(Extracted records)
******************************

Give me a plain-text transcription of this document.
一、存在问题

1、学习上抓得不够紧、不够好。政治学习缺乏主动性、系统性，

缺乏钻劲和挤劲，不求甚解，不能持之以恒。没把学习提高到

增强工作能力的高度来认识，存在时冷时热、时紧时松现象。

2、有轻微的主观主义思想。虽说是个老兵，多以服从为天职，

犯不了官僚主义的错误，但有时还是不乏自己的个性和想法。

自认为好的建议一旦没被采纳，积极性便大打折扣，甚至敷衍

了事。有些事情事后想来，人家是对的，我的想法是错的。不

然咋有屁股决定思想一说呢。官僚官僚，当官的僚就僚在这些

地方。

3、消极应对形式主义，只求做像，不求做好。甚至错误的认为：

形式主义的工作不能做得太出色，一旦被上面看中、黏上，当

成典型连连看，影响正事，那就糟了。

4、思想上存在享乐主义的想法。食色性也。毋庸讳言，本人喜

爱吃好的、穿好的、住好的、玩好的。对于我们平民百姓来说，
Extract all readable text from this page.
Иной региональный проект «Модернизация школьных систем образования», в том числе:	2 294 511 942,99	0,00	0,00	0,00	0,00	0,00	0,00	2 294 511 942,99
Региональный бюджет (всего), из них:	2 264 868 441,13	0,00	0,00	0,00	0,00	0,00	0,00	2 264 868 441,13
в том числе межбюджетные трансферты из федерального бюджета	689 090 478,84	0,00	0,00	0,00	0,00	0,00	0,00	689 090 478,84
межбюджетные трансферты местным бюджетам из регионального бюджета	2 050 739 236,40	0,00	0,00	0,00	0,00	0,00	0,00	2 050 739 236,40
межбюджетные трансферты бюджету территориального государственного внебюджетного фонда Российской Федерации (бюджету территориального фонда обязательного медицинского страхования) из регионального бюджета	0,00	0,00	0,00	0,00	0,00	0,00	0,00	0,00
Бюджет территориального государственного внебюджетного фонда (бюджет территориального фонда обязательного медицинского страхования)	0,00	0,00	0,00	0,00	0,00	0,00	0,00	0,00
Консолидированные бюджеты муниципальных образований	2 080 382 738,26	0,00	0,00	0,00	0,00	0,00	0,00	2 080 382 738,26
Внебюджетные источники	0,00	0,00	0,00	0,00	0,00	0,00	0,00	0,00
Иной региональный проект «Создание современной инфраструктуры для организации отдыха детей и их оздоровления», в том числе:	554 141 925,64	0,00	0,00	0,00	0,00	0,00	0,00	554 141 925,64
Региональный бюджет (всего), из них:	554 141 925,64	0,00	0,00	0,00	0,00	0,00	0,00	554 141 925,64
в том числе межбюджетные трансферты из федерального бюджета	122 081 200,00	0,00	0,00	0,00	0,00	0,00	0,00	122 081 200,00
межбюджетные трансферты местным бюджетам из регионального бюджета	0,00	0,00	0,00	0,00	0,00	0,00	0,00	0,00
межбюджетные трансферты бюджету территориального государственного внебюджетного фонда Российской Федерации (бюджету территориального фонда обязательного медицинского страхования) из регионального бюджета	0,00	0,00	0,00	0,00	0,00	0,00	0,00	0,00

******************************

### Problem statement
Set down each entry again, unchanged.

### Task response
Give me a plain-text transcription of this document.
一、存在问题

1、学习上抓得不够紧、不够好。政治学习缺乏主动性、系统性，

缺乏钻劲和挤劲，不求甚解，不能持之以恒。没把学习提高到

增强工作能力的高度来认识，存在时冷时热、时紧时松现象。

2、有轻微的主观主义思想。虽说是个老兵，多以服从为天职，

犯不了官僚主义的错误，但有时还是不乏自己的个性和想法。

自认为好的建议一旦没被采纳，积极性便大打折扣，甚至敷衍

了事。有些事情事后想来，人家是对的，我的想法是错的。不

然咋有屁股决定思想一说呢。官僚官僚，当官的僚就僚在这些

地方。

3、消极应对形式主义，只求做像，不求做好。甚至错误的认为：

形式主义的工作不能做得太出色，一旦被上面看中、黏上，当

成典型连连看，影响正事，那就糟了。

4、思想上存在享乐主义的想法。食色性也。毋庸讳言，本人喜

爱吃好的、穿好的、住好的、玩好的。对于我们平民百姓来说，
Extract all readable text from this page.
Иной региональный проект «Модернизация школьных систем образования», в том числе:	2 294 511 942,99	0,00	0,00	0,00	0,00	0,00	0,00	2 294 511 942,99
Региональный бюджет (всего), из них:	2 264 868 441,13	0,00	0,00	0,00	0,00	0,00	0,00	2 264 868 441,13
в том числе межбюджетные трансферты из федерального бюджета	689 090 478,84	0,00	0,00	0,00	0,00	0,00	0,00	689 090 478,84
межбюджетные трансферты местным бюджетам из регионального бюджета	2 050 739 236,40	0,00	0,00	0,00	0,00	0,00	0,00	2 050 739 236,40
межбюджетные трансферты бюджету территориального государственного внебюджетного фонда Российской Федерации (бюджету территориального фонда обязательного медицинского страхования) из регионального бюджета	0,00	0,00	0,00	0,00	0,00	0,00	0,00	0,00
Бюджет территориального государственного внебюджетного фонда (бюджет территориального фонда обязательного медицинского страхования)	0,00	0,00	0,00	0,00	0,00	0,00	0,00	0,00
Консолидированные бюджеты муниципальных образований	2 080 382 738,26	0,00	0,00	0,00	0,00	0,00	0,00	2 080 382 738,26
Внебюджетные источники	0,00	0,00	0,00	0,00	0,00	0,00	0,00	0,00
Иной региональный проект «Создание современной инфраструктуры для организации отдыха детей и их оздоровления», в том числе:	554 141 925,64	0,00	0,00	0,00	0,00	0,00	0,00	554 141 925,64
Региональный бюджет (всего), из них:	554 141 925,64	0,00	0,00	0,00	0,00	0,00	0,00	554 141 925,64
в том числе межбюджетные трансферты из федерального бюджета	122 081 200,00	0,00	0,00	0,00	0,00	0,00	0,00	122 081 200,00
межбюджетные трансферты местным бюджетам из регионального бюджета	0,00	0,00	0,00	0,00	0,00	0,00	0,00	0,00
межбюджетные трансферты бюджету территориального государственного внебюджетного фонда Российской Федерации (бюджету территориального фонда обязательного медицинского страхования) из регионального бюджета	0,00	0,00	0,00	0,00	0,00	0,00	0,00	0,00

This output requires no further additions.